▶ [Exercise requirements] Copy out only those lines running from the line with "Transcribe the text in this document." to the end of the listing, keeping each one exactly as it is.

▶ [Material supplied]
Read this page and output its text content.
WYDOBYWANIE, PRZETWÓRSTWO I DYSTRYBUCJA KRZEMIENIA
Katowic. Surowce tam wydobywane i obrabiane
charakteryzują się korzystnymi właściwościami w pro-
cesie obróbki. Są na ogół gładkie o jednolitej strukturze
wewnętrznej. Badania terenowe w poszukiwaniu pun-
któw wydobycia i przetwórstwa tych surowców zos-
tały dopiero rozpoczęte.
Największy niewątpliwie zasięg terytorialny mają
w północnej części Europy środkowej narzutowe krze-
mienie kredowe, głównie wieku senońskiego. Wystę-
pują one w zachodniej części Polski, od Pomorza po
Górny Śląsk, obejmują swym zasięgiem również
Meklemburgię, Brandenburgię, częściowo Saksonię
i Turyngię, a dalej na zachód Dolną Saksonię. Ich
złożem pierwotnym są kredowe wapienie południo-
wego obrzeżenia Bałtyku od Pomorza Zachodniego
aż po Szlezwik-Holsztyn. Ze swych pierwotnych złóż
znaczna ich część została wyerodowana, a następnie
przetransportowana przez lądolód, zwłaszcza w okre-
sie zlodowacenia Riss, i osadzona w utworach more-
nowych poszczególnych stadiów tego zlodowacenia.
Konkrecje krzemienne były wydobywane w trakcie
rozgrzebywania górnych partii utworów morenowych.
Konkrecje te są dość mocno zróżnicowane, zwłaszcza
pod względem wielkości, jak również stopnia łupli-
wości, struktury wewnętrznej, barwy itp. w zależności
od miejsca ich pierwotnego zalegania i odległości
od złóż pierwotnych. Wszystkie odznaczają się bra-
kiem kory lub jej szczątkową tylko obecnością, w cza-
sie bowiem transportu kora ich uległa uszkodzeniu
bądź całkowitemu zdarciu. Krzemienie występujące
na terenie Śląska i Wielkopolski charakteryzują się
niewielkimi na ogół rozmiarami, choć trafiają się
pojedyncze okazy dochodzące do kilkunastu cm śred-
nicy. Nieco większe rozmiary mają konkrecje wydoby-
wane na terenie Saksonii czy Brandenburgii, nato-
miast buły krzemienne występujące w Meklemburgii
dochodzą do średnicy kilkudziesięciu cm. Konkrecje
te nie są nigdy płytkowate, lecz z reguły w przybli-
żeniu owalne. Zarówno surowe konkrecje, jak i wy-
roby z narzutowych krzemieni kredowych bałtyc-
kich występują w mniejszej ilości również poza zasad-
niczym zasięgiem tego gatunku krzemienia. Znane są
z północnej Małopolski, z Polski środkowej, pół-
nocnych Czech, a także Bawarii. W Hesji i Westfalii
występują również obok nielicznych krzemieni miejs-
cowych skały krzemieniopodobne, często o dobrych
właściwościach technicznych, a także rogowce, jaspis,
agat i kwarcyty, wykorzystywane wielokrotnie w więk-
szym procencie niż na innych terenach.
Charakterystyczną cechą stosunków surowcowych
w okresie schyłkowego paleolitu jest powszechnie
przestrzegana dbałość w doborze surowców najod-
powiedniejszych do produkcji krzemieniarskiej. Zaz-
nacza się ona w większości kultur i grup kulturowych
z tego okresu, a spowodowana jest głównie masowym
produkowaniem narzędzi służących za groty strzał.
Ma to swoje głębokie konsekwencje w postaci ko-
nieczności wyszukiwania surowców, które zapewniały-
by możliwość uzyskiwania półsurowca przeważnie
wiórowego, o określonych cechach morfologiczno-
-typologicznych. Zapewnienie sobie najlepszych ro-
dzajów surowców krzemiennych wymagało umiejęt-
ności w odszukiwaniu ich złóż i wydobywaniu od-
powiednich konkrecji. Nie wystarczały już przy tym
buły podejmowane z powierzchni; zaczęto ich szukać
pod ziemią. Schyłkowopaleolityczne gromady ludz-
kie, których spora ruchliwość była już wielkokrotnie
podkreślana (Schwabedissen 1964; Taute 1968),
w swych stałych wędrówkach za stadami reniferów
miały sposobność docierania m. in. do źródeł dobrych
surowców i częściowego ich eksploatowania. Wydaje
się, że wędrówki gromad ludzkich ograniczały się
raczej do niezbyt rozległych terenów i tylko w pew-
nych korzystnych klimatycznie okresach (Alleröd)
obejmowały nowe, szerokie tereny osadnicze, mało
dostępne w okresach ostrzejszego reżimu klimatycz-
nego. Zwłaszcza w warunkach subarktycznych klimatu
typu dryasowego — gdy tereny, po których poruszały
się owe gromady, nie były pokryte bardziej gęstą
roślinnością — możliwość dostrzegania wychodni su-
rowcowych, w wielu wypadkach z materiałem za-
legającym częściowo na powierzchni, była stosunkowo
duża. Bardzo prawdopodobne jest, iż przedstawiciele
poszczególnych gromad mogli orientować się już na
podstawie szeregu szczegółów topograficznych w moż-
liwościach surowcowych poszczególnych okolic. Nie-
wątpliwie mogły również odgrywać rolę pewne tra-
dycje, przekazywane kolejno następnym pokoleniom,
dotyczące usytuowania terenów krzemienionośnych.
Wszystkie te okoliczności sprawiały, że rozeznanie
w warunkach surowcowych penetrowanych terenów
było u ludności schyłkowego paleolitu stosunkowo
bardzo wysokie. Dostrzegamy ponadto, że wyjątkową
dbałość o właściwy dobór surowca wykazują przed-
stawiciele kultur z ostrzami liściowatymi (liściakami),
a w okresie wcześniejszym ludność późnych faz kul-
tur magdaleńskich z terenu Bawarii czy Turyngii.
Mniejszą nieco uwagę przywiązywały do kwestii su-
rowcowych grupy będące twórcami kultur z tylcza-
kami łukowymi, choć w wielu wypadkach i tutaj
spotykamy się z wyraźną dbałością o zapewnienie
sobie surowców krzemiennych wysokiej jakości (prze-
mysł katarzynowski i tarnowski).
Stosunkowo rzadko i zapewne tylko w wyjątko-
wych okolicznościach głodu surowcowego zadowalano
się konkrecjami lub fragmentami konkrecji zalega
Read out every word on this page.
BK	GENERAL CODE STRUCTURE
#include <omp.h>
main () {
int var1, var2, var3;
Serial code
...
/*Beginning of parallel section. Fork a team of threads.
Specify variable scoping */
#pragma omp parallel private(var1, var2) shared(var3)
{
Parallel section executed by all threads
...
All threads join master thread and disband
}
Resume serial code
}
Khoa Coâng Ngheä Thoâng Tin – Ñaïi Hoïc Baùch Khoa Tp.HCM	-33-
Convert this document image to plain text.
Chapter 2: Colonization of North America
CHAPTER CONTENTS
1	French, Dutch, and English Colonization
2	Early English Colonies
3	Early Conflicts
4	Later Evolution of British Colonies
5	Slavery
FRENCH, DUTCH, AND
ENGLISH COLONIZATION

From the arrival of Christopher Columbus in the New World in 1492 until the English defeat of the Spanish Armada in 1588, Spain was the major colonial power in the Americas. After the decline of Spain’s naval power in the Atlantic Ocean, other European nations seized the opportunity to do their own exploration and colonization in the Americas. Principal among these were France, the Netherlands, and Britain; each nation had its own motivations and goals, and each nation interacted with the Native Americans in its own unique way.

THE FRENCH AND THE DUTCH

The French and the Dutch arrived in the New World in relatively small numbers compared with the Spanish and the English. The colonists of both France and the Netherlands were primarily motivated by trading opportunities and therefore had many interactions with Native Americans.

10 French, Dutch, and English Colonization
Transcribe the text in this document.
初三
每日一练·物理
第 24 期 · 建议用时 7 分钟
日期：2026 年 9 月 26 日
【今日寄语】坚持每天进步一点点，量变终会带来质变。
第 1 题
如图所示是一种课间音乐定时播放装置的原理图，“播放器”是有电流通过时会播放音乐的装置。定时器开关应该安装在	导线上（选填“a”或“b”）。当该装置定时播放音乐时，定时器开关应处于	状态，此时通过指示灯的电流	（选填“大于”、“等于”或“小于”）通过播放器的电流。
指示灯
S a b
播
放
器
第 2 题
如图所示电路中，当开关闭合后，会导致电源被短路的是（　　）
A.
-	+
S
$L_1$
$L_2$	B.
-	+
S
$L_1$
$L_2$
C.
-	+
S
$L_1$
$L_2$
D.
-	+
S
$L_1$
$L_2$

▶ [Result below]
Transcribe the text in this document.
初三
每日一练·物理
第 24 期 · 建议用时 7 分钟
日期：2026 年 9 月 26 日
【今日寄语】坚持每天进步一点点，量变终会带来质变。
第 1 题
如图所示是一种课间音乐定时播放装置的原理图，“播放器”是有电流通过时会播放音乐的装置。定时器开关应该安装在	导线上（选填“a”或“b”）。当该装置定时播放音乐时，定时器开关应处于	状态，此时通过指示灯的电流	（选填“大于”、“等于”或“小于”）通过播放器的电流。
指示灯
S a b
播
放
器
第 2 题
如图所示电路中，当开关闭合后，会导致电源被短路的是（　　）
A.
-	+
S
$L_1$
$L_2$	B.
-	+
S
$L_1$
$L_2$
C.
-	+
S
$L_1$
$L_2$
D.
-	+
S
$L_1$
$L_2$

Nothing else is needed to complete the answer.